> [TASK STATEMENT]
Work out how many lines hold the string "ifdpoll". Give that number and nothing more.

> [MATERIAL PROVIDED]
-.-.-

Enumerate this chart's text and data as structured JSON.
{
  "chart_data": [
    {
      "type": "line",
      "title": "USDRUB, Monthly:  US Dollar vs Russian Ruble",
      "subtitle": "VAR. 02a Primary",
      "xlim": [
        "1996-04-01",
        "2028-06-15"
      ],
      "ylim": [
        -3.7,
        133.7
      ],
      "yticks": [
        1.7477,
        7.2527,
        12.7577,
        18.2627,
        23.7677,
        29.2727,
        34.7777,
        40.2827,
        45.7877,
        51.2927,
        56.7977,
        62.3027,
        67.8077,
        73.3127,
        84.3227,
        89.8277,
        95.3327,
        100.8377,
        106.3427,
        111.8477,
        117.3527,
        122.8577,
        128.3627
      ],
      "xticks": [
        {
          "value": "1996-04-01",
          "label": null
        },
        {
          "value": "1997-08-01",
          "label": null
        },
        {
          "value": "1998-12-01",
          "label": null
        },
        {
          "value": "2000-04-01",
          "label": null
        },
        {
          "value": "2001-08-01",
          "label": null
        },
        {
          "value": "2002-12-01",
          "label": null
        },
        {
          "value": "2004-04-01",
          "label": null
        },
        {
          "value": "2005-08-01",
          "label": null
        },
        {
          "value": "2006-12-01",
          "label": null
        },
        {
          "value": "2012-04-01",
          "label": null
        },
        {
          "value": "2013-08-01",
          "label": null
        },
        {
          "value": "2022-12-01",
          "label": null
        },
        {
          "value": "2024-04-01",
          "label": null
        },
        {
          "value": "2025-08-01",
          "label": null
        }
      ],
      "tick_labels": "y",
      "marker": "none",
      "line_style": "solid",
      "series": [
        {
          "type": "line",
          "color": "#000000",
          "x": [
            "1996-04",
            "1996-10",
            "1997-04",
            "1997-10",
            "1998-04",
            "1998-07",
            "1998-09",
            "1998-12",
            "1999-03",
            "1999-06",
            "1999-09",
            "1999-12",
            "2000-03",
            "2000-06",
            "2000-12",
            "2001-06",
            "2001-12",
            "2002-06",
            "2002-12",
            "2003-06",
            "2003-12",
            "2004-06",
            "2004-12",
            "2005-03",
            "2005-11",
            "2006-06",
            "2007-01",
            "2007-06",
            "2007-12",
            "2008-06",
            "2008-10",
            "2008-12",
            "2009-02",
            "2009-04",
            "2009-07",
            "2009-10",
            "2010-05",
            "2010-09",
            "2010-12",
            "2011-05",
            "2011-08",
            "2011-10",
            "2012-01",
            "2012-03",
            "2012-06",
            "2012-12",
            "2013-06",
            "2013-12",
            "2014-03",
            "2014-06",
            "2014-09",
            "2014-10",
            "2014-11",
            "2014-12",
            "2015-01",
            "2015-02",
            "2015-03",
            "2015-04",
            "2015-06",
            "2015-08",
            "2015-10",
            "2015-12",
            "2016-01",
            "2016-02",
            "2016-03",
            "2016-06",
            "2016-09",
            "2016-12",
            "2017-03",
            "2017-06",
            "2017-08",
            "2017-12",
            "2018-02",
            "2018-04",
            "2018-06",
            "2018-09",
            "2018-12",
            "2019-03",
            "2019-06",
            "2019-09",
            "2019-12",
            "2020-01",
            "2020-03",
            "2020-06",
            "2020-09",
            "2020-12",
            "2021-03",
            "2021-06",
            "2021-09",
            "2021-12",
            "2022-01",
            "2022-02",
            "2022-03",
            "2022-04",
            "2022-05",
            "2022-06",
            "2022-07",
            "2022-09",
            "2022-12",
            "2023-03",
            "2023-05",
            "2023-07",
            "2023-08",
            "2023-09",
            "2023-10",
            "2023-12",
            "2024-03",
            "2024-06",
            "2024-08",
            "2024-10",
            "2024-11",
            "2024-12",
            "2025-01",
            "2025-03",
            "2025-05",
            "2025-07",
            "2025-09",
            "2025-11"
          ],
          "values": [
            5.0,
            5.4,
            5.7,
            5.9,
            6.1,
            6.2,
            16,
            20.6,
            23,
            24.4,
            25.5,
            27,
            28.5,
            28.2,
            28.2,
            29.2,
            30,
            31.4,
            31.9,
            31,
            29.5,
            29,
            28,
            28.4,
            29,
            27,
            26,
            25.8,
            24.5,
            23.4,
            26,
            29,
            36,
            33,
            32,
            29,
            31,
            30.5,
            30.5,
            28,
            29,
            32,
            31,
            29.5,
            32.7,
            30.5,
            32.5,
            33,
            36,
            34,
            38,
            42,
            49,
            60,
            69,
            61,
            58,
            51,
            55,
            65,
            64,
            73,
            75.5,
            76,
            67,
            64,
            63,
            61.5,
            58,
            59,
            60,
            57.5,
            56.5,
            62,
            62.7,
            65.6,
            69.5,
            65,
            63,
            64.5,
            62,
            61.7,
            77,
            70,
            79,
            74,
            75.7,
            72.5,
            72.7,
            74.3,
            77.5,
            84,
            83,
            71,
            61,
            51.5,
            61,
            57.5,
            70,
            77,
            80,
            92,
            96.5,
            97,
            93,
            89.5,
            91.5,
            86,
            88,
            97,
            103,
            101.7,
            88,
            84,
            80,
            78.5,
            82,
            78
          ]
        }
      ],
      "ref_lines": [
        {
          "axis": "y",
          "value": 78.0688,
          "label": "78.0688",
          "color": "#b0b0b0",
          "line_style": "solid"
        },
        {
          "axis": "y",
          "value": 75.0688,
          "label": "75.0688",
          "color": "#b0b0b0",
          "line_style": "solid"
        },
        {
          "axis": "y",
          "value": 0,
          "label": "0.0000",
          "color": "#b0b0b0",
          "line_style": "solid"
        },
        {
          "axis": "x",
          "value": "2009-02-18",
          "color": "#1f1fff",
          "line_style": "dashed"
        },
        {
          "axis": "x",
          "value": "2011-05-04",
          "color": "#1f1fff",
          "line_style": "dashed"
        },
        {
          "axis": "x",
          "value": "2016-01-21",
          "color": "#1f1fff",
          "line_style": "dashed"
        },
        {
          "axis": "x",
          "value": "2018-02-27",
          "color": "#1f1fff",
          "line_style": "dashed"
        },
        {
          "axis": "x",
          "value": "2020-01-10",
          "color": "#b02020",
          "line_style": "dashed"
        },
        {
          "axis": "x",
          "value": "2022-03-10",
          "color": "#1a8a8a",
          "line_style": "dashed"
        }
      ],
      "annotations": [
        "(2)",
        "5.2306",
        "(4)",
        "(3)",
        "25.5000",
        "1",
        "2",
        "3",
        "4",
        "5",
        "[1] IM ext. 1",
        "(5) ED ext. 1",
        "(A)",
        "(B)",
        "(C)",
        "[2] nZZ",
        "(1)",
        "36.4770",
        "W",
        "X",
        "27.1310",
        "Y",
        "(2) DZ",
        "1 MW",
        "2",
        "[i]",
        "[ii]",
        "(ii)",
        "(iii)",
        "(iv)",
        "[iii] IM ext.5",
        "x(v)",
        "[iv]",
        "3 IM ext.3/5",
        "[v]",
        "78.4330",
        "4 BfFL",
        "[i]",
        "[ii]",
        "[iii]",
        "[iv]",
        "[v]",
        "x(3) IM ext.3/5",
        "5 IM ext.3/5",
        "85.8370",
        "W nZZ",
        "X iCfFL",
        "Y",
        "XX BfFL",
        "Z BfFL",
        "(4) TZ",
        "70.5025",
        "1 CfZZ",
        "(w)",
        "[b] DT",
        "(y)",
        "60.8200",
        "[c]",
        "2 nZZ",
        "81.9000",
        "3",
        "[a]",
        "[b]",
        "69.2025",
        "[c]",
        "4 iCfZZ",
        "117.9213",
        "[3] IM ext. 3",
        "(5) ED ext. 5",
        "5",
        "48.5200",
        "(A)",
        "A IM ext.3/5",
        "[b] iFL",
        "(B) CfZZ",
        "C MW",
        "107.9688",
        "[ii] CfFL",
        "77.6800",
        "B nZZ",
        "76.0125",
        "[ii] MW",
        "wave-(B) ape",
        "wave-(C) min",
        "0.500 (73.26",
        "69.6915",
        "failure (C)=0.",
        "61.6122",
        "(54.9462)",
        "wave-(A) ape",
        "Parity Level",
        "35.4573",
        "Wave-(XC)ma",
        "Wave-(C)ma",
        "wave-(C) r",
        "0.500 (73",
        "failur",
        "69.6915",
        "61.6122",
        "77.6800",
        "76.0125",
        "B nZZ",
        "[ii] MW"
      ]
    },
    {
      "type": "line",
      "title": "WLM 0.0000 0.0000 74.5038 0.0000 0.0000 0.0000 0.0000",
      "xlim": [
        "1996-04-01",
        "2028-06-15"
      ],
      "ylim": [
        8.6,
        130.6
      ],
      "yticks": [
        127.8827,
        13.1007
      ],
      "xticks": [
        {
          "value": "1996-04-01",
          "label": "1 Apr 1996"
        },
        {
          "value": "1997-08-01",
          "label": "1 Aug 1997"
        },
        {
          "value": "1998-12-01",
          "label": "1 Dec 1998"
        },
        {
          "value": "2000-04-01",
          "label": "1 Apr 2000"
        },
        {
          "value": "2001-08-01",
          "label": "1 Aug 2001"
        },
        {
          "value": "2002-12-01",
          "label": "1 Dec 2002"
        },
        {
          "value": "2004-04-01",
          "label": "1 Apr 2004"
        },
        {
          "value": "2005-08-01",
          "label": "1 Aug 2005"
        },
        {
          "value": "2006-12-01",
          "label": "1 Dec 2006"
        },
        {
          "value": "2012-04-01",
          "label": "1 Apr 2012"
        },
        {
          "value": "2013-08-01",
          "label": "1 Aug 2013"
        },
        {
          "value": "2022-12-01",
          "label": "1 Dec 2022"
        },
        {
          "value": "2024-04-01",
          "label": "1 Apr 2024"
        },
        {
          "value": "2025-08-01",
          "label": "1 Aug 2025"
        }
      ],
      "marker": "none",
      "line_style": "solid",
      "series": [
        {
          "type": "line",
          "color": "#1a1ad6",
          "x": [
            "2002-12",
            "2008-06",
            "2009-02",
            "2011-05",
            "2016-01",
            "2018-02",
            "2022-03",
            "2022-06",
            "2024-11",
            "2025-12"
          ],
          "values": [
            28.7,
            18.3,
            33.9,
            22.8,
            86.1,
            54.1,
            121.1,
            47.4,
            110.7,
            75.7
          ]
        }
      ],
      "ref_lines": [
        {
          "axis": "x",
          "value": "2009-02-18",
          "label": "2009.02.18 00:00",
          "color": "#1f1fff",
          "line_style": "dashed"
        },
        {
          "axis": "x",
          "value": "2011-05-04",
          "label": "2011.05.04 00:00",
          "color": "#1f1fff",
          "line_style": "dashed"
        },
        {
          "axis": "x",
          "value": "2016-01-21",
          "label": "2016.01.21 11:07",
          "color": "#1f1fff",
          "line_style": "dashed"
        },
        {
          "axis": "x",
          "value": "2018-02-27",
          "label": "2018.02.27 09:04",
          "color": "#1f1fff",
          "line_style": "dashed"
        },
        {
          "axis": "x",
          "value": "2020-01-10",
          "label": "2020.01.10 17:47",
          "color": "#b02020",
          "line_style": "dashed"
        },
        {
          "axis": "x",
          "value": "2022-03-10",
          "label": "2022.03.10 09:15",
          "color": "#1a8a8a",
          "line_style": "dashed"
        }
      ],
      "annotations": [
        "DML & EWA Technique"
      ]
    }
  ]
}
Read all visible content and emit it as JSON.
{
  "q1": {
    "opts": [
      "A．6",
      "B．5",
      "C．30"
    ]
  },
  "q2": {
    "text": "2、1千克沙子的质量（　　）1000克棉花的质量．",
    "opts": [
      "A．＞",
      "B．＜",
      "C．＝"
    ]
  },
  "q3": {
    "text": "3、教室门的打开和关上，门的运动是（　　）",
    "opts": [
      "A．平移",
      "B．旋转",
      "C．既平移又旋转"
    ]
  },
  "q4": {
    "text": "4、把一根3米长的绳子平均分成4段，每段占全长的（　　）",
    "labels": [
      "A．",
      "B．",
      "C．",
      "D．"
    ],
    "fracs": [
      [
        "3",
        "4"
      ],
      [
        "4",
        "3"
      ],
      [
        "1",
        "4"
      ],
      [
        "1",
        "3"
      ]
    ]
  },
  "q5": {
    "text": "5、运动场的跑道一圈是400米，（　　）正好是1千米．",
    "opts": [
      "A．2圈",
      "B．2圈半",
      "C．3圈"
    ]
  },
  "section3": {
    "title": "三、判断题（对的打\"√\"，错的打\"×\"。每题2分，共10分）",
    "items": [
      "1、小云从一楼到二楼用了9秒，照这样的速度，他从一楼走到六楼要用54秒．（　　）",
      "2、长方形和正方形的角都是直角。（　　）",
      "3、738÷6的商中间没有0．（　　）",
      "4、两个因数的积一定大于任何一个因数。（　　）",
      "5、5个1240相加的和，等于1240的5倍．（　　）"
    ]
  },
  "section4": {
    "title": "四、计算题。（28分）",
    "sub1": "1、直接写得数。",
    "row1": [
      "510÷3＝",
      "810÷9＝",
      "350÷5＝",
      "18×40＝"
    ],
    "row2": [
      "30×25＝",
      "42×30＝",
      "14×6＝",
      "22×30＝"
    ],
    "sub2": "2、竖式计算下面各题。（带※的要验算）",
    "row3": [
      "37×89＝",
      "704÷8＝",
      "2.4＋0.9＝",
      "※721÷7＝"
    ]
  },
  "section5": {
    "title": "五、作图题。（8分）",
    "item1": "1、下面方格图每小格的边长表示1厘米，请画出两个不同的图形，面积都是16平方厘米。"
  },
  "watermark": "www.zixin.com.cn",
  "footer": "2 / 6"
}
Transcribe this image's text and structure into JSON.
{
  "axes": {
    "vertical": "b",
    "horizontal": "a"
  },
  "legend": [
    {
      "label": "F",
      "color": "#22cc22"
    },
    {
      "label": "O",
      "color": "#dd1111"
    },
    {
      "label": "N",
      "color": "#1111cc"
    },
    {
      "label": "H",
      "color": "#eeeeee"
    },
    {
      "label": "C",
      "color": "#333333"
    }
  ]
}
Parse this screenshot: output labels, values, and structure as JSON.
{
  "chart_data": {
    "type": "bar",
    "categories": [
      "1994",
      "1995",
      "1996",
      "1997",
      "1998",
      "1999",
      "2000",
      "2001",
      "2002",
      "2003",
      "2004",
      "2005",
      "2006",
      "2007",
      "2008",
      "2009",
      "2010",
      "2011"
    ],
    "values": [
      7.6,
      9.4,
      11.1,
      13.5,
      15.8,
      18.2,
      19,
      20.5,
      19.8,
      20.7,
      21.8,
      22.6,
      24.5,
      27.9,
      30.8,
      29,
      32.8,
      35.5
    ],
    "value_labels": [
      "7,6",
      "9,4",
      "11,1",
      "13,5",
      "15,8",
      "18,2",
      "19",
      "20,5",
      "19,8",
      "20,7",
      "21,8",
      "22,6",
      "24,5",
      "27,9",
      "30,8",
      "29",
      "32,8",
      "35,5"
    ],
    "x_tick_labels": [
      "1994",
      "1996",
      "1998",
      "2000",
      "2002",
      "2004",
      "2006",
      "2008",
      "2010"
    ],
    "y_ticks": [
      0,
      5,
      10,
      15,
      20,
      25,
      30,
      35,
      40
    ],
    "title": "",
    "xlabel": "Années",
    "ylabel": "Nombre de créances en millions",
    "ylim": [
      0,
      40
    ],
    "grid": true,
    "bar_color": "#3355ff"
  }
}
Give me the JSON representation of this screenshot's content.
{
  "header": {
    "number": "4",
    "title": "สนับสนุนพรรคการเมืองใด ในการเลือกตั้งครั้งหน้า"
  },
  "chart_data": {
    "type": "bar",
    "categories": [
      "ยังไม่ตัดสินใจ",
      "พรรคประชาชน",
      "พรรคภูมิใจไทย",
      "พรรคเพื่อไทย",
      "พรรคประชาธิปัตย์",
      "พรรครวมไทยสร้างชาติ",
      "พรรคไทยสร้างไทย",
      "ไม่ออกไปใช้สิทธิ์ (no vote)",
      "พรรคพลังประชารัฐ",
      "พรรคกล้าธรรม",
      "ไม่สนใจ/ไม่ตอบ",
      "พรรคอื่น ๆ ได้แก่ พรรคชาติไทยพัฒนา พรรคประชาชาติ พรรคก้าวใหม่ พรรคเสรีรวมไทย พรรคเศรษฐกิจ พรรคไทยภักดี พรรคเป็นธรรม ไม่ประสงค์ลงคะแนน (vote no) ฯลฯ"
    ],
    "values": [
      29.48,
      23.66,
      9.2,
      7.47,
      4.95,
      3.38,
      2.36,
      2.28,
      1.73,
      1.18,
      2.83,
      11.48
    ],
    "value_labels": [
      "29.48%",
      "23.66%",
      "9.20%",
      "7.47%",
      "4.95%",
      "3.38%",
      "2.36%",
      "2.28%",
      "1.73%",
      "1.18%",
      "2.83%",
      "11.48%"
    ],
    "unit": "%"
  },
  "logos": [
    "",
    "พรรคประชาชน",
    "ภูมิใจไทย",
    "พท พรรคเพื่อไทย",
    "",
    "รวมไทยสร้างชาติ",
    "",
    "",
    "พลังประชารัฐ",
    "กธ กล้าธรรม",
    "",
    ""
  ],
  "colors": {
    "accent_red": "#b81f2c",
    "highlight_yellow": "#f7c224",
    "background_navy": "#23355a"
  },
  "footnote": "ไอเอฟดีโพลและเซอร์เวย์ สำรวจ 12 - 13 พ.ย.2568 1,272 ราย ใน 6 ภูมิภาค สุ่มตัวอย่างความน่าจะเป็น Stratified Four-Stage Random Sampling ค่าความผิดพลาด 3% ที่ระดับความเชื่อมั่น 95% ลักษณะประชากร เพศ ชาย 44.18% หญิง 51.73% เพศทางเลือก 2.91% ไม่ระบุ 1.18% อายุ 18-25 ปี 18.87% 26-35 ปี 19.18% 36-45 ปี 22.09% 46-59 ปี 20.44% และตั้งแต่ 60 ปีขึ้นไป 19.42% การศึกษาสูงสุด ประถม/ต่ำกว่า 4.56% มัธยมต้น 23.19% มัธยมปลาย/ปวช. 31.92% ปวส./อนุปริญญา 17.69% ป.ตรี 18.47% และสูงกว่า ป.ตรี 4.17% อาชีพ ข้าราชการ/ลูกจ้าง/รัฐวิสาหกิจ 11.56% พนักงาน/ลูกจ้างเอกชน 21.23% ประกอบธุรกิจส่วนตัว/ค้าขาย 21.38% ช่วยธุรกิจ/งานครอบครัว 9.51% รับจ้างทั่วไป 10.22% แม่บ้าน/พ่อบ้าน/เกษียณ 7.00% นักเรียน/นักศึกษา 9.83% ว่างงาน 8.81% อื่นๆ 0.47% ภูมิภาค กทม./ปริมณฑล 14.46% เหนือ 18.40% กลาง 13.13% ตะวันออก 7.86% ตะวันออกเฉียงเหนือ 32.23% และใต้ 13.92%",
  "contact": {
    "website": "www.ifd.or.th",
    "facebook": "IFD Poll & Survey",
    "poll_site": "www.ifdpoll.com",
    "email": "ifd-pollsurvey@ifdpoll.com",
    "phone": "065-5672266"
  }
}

-.-.-

> [REPLY]
2